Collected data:
— BEGIN —
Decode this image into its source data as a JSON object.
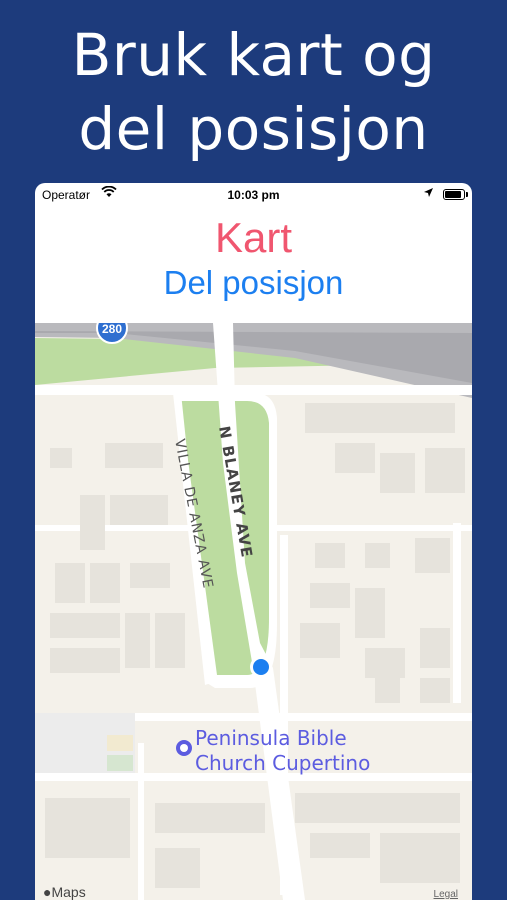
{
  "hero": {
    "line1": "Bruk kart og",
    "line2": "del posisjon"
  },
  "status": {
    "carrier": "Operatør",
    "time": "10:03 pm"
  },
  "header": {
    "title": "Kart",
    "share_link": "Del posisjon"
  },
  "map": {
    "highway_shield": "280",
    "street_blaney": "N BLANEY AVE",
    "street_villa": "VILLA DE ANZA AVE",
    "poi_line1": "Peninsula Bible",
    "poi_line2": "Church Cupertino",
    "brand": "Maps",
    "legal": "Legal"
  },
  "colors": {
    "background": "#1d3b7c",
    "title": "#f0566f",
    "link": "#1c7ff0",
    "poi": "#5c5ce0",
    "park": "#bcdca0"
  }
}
— END —
Quote the material exactly. Pictures stay out.

**SOLUTION**
Decode this image into its source data as a JSON object.
{
  "hero": {
    "line1": "Bruk kart og",
    "line2": "del posisjon"
  },
  "status": {
    "carrier": "Operatør",
    "time": "10:03 pm"
  },
  "header": {
    "title": "Kart",
    "share_link": "Del posisjon"
  },
  "map": {
    "highway_shield": "280",
    "street_blaney": "N BLANEY AVE",
    "street_villa": "VILLA DE ANZA AVE",
    "poi_line1": "Peninsula Bible",
    "poi_line2": "Church Cupertino",
    "brand": "Maps",
    "legal": "Legal"
  },
  "colors": {
    "background": "#1d3b7c",
    "title": "#f0566f",
    "link": "#1c7ff0",
    "poi": "#5c5ce0",
    "park": "#bcdca0"
  }
}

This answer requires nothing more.